### Dataset listings of figures
--*--

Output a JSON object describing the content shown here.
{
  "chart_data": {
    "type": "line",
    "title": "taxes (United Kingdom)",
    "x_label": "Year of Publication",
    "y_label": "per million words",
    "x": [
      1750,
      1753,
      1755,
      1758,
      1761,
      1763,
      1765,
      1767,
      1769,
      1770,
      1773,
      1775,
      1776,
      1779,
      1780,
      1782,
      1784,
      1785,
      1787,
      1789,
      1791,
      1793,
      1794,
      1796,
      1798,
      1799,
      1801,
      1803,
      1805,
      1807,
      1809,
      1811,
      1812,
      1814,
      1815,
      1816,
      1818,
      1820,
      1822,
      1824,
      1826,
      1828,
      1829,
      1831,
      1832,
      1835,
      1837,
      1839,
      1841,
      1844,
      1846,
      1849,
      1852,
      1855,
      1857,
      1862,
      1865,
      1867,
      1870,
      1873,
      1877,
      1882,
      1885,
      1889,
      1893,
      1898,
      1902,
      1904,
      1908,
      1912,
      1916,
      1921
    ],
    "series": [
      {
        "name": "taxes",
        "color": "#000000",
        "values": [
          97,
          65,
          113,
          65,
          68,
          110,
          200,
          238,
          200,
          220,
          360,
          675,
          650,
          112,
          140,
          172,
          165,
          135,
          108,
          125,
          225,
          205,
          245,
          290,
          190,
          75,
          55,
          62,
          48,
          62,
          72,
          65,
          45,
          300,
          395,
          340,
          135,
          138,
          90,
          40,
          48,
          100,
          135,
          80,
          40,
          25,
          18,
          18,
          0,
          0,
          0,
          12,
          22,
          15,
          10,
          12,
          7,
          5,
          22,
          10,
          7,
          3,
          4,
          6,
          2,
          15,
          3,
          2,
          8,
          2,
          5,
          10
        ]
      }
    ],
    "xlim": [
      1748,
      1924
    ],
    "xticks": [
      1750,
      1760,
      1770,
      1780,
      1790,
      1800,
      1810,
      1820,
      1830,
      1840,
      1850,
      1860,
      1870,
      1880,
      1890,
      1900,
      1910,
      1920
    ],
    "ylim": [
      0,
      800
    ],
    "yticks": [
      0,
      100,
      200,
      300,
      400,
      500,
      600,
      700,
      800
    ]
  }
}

--*--

### WRITTEN TASK
Produce an exact copy of the whole listing.

### FULL RESPONSE
Output a JSON object describing the content shown here.
{
  "chart_data": {
    "type": "line",
    "title": "taxes (United Kingdom)",
    "x_label": "Year of Publication",
    "y_label": "per million words",
    "x": [
      1750,
      1753,
      1755,
      1758,
      1761,
      1763,
      1765,
      1767,
      1769,
      1770,
      1773,
      1775,
      1776,
      1779,
      1780,
      1782,
      1784,
      1785,
      1787,
      1789,
      1791,
      1793,
      1794,
      1796,
      1798,
      1799,
      1801,
      1803,
      1805,
      1807,
      1809,
      1811,
      1812,
      1814,
      1815,
      1816,
      1818,
      1820,
      1822,
      1824,
      1826,
      1828,
      1829,
      1831,
      1832,
      1835,
      1837,
      1839,
      1841,
      1844,
      1846,
      1849,
      1852,
      1855,
      1857,
      1862,
      1865,
      1867,
      1870,
      1873,
      1877,
      1882,
      1885,
      1889,
      1893,
      1898,
      1902,
      1904,
      1908,
      1912,
      1916,
      1921
    ],
    "series": [
      {
        "name": "taxes",
        "color": "#000000",
        "values": [
          97,
          65,
          113,
          65,
          68,
          110,
          200,
          238,
          200,
          220,
          360,
          675,
          650,
          112,
          140,
          172,
          165,
          135,
          108,
          125,
          225,
          205,
          245,
          290,
          190,
          75,
          55,
          62,
          48,
          62,
          72,
          65,
          45,
          300,
          395,
          340,
          135,
          138,
          90,
          40,
          48,
          100,
          135,
          80,
          40,
          25,
          18,
          18,
          0,
          0,
          0,
          12,
          22,
          15,
          10,
          12,
          7,
          5,
          22,
          10,
          7,
          3,
          4,
          6,
          2,
          15,
          3,
          2,
          8,
          2,
          5,
          10
        ]
      }
    ],
    "xlim": [
      1748,
      1924
    ],
    "xticks": [
      1750,
      1760,
      1770,
      1780,
      1790,
      1800,
      1810,
      1820,
      1830,
      1840,
      1850,
      1860,
      1870,
      1880,
      1890,
      1900,
      1910,
      1920
    ],
    "ylim": [
      0,
      800
    ],
    "yticks": [
      0,
      100,
      200,
      300,
      400,
      500,
      600,
      700,
      800
    ]
  }
}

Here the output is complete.